**PROBLEM TO SOLVE**. Retype every line of the records below without changing anything.

==========

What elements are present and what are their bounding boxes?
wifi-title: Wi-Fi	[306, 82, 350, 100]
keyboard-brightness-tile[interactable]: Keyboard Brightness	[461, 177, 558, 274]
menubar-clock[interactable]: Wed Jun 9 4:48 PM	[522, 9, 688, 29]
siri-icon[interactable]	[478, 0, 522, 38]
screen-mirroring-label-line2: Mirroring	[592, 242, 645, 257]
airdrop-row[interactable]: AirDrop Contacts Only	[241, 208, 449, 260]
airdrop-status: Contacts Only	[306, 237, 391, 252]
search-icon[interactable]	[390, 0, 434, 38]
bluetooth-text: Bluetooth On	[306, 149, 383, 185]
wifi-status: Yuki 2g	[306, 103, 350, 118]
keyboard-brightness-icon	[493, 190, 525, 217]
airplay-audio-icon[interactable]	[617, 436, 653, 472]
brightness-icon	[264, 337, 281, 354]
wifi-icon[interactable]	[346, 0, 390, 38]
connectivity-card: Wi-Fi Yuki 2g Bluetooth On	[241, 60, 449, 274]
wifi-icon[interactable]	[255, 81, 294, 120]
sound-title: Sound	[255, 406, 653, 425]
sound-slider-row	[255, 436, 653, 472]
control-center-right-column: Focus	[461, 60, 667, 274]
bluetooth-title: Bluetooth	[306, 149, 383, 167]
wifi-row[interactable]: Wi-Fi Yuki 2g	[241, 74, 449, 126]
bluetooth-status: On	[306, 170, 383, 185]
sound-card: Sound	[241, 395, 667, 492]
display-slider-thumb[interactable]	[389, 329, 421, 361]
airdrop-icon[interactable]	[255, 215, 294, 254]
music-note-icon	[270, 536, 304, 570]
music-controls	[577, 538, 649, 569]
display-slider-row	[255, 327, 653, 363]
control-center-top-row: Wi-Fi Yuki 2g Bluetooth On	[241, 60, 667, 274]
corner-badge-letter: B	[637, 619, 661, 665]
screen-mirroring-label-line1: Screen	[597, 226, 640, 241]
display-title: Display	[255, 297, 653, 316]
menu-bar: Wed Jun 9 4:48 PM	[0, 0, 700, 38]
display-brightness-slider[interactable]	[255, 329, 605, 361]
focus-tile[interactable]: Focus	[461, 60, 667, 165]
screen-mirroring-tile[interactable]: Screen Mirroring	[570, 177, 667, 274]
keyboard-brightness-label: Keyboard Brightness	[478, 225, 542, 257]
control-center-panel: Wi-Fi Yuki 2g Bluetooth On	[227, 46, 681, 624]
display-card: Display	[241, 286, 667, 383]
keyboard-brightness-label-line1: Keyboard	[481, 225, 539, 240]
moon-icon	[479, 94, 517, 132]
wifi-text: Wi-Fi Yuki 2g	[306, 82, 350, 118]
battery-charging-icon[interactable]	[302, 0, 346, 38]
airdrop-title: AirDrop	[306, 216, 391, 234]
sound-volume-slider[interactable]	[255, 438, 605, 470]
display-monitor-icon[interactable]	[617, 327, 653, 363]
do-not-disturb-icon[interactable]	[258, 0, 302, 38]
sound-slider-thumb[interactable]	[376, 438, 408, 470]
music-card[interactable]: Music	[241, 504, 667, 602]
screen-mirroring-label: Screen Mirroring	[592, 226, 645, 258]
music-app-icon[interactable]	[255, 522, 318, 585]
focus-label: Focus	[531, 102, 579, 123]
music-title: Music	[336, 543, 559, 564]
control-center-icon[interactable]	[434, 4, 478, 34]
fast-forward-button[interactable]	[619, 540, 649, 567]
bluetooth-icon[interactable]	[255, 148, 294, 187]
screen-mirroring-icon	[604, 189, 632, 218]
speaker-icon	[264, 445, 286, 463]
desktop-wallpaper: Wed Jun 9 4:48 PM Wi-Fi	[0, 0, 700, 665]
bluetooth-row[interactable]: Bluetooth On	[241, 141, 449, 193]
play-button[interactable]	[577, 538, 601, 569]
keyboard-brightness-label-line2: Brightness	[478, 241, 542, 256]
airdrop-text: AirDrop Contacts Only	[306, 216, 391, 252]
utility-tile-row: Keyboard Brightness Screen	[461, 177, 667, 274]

==========

**ANSWER TO THIS TASK**.
What elements are present and what are their bounding boxes?
wifi-title: Wi-Fi	[306, 82, 350, 100]
keyboard-brightness-tile[interactable]: Keyboard Brightness	[461, 177, 558, 274]
menubar-clock[interactable]: Wed Jun 9 4:48 PM	[522, 9, 688, 29]
siri-icon[interactable]	[478, 0, 522, 38]
screen-mirroring-label-line2: Mirroring	[592, 242, 645, 257]
airdrop-row[interactable]: AirDrop Contacts Only	[241, 208, 449, 260]
airdrop-status: Contacts Only	[306, 237, 391, 252]
search-icon[interactable]	[390, 0, 434, 38]
bluetooth-text: Bluetooth On	[306, 149, 383, 185]
wifi-status: Yuki 2g	[306, 103, 350, 118]
keyboard-brightness-icon	[493, 190, 525, 217]
airplay-audio-icon[interactable]	[617, 436, 653, 472]
brightness-icon	[264, 337, 281, 354]
wifi-icon[interactable]	[346, 0, 390, 38]
connectivity-card: Wi-Fi Yuki 2g Bluetooth On	[241, 60, 449, 274]
wifi-icon[interactable]	[255, 81, 294, 120]
sound-title: Sound	[255, 406, 653, 425]
sound-slider-row	[255, 436, 653, 472]
control-center-right-column: Focus	[461, 60, 667, 274]
bluetooth-title: Bluetooth	[306, 149, 383, 167]
wifi-row[interactable]: Wi-Fi Yuki 2g	[241, 74, 449, 126]
bluetooth-status: On	[306, 170, 383, 185]
sound-card: Sound	[241, 395, 667, 492]
display-slider-thumb[interactable]	[389, 329, 421, 361]
airdrop-icon[interactable]	[255, 215, 294, 254]
music-note-icon	[270, 536, 304, 570]
music-controls	[577, 538, 649, 569]
display-slider-row	[255, 327, 653, 363]
control-center-top-row: Wi-Fi Yuki 2g Bluetooth On	[241, 60, 667, 274]
corner-badge-letter: B	[637, 619, 661, 665]
screen-mirroring-label-line1: Screen	[597, 226, 640, 241]
display-title: Display	[255, 297, 653, 316]
menu-bar: Wed Jun 9 4:48 PM	[0, 0, 700, 38]
display-brightness-slider[interactable]	[255, 329, 605, 361]
focus-tile[interactable]: Focus	[461, 60, 667, 165]
screen-mirroring-tile[interactable]: Screen Mirroring	[570, 177, 667, 274]
keyboard-brightness-label: Keyboard Brightness	[478, 225, 542, 257]
control-center-panel: Wi-Fi Yuki 2g Bluetooth On	[227, 46, 681, 624]
display-card: Display	[241, 286, 667, 383]
keyboard-brightness-label-line1: Keyboard	[481, 225, 539, 240]
moon-icon	[479, 94, 517, 132]
wifi-text: Wi-Fi Yuki 2g	[306, 82, 350, 118]
battery-charging-icon[interactable]	[302, 0, 346, 38]
airdrop-title: AirDrop	[306, 216, 391, 234]
sound-volume-slider[interactable]	[255, 438, 605, 470]
display-monitor-icon[interactable]	[617, 327, 653, 363]
do-not-disturb-icon[interactable]	[258, 0, 302, 38]
sound-slider-thumb[interactable]	[376, 438, 408, 470]
music-card[interactable]: Music	[241, 504, 667, 602]
screen-mirroring-label: Screen Mirroring	[592, 226, 645, 258]
music-app-icon[interactable]	[255, 522, 318, 585]
focus-label: Focus	[531, 102, 579, 123]
music-title: Music	[336, 543, 559, 564]
control-center-icon[interactable]	[434, 4, 478, 34]
fast-forward-button[interactable]	[619, 540, 649, 567]
bluetooth-icon[interactable]	[255, 148, 294, 187]
screen-mirroring-icon	[604, 189, 632, 218]
speaker-icon	[264, 445, 286, 463]
desktop-wallpaper: Wed Jun 9 4:48 PM Wi-Fi	[0, 0, 700, 665]
bluetooth-row[interactable]: Bluetooth On	[241, 141, 449, 193]
play-button[interactable]	[577, 538, 601, 569]
keyboard-brightness-label-line2: Brightness	[478, 241, 542, 256]
airdrop-text: AirDrop Contacts Only	[306, 216, 391, 252]
utility-tile-row: Keyboard Brightness Screen	[461, 177, 667, 274]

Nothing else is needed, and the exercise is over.